- [TASK GOAL]
Look through the material below. Copy every line with the string "Tangen" in it.
++++ DATASET EXTRACT ++++
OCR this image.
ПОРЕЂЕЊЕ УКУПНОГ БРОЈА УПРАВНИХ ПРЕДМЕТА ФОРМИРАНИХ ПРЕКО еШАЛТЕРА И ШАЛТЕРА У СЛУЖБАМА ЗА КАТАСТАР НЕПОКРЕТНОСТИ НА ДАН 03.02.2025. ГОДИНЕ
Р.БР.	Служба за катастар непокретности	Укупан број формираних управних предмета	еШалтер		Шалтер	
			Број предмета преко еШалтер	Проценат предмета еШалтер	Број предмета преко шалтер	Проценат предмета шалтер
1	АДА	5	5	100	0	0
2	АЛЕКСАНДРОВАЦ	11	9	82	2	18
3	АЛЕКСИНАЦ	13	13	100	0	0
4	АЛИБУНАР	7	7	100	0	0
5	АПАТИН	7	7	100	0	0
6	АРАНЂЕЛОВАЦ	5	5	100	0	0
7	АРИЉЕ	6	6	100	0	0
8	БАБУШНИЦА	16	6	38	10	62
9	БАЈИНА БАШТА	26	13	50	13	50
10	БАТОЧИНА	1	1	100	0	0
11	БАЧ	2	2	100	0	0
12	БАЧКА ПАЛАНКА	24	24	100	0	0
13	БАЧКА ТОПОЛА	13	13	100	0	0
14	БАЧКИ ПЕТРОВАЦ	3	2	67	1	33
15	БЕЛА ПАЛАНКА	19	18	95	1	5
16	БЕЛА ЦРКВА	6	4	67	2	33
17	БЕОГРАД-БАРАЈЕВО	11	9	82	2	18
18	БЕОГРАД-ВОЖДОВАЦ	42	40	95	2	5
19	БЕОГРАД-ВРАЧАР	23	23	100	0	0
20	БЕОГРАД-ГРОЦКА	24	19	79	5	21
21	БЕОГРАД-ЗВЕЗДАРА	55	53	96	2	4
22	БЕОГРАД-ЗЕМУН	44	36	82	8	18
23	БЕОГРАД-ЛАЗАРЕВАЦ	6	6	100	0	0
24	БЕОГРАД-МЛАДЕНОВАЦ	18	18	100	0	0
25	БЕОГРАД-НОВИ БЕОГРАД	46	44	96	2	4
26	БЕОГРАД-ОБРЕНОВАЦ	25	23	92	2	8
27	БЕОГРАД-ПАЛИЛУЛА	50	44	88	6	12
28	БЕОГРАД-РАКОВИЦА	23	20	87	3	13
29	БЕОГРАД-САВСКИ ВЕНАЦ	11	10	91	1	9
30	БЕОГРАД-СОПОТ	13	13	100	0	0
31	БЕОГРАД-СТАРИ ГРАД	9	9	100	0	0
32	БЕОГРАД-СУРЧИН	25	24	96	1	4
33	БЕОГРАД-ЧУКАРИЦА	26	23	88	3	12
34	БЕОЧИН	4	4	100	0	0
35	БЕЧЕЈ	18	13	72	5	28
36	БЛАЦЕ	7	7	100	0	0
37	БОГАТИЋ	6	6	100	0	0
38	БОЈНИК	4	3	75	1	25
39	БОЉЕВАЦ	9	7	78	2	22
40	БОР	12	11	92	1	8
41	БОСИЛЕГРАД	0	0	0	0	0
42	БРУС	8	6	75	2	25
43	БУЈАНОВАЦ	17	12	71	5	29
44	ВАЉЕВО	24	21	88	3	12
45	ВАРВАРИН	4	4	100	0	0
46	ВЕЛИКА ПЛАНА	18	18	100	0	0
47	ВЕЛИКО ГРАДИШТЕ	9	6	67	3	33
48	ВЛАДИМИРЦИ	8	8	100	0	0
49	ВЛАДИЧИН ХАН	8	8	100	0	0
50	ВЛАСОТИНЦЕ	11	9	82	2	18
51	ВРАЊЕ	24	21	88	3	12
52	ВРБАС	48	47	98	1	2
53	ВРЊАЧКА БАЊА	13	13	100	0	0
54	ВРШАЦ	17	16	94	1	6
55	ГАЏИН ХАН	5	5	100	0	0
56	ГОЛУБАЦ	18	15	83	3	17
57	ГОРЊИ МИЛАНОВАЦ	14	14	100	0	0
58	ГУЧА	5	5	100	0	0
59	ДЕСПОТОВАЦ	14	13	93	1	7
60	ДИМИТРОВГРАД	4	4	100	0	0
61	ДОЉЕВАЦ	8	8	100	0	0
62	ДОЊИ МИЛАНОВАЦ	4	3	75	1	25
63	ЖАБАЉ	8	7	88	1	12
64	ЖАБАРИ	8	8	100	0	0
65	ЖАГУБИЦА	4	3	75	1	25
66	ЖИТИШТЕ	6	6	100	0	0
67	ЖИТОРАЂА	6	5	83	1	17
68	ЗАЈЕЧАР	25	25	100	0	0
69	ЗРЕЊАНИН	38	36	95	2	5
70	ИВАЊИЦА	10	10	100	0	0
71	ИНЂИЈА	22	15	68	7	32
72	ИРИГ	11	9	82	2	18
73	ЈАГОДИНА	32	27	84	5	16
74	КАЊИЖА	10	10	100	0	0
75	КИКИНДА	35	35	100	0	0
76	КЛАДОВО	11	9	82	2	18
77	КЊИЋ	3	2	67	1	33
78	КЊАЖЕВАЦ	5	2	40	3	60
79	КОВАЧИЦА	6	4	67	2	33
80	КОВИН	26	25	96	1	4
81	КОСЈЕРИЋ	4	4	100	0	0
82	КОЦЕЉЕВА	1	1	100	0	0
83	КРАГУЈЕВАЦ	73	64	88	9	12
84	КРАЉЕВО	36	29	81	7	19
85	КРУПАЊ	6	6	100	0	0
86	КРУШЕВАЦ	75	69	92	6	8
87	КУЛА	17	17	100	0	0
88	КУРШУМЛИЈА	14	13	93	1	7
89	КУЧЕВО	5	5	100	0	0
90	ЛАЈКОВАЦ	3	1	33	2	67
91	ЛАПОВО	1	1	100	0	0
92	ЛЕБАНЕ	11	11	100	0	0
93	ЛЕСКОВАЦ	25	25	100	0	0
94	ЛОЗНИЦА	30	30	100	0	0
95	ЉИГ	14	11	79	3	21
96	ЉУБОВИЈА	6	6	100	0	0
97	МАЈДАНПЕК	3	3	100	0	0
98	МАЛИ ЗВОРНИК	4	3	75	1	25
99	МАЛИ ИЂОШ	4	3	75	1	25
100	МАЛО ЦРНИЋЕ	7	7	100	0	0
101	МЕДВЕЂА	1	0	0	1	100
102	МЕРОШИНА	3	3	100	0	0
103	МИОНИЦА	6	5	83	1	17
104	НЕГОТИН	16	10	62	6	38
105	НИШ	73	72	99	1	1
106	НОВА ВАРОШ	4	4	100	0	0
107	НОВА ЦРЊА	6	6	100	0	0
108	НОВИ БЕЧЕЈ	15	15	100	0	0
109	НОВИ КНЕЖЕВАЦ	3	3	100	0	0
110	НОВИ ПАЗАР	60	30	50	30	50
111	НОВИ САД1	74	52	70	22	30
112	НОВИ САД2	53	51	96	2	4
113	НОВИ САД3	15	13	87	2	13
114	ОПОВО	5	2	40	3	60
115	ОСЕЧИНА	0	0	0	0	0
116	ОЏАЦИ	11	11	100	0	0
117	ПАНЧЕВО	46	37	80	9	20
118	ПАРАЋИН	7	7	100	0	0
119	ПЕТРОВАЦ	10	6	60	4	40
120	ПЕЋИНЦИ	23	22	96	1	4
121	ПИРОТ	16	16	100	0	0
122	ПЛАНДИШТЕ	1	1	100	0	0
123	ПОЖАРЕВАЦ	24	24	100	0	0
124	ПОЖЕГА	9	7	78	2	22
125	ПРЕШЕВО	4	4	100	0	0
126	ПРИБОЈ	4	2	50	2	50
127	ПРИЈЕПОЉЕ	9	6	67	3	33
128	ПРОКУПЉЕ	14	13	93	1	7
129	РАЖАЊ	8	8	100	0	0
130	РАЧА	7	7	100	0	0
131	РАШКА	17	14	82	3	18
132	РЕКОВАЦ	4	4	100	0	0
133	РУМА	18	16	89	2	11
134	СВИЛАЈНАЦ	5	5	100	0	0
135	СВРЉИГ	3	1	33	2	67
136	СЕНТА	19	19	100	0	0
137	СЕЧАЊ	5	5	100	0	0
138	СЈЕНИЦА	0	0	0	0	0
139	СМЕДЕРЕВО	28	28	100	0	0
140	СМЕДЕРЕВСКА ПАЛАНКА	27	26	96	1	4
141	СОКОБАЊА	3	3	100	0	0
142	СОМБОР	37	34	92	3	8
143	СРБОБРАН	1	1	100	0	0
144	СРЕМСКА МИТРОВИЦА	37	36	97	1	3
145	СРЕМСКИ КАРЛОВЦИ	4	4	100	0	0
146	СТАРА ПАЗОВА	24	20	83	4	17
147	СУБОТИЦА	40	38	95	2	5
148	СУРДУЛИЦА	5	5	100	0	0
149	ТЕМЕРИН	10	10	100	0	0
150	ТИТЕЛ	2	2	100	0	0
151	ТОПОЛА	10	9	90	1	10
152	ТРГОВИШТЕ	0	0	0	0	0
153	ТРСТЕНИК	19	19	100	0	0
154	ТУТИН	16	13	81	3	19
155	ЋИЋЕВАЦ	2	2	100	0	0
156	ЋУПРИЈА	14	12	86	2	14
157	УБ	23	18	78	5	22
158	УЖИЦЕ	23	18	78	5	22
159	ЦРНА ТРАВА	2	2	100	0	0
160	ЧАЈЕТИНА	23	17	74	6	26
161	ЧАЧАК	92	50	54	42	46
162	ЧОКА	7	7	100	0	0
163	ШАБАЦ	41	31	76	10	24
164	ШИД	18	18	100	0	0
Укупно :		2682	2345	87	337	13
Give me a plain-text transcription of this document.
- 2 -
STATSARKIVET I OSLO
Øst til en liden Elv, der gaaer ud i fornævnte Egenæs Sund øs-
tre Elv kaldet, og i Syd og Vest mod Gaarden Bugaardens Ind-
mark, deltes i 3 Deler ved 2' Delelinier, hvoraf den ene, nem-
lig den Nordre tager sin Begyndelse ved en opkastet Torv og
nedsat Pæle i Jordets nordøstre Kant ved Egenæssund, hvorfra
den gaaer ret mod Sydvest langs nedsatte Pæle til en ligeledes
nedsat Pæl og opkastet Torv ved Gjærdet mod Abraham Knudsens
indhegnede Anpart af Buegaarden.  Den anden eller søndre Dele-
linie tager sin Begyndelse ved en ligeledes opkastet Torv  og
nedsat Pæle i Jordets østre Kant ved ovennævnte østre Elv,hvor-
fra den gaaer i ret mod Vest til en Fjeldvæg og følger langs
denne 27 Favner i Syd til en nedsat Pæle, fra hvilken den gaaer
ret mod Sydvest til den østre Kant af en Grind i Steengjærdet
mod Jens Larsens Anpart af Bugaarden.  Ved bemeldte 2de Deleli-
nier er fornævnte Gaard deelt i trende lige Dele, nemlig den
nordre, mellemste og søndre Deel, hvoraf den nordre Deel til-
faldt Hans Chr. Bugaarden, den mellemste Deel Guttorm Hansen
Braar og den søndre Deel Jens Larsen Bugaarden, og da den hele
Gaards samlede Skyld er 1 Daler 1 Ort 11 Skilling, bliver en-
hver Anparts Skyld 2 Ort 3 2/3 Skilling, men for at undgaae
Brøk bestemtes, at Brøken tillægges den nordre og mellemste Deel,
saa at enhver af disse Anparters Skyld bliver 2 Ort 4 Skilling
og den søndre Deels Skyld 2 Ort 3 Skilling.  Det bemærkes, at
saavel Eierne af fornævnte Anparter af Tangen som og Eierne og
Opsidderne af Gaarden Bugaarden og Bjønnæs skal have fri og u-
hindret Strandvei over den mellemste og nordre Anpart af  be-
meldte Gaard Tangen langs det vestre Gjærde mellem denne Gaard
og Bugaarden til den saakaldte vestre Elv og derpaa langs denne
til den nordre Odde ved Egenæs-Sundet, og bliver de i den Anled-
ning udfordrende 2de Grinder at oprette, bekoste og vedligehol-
++++
- [COMPLETE ANSWER]
saavel Eierne af fornævnte Anparter af Tangen som og Eierne og
meldte Gaard Tangen langs det vestre Gjærde mellem denne Gaard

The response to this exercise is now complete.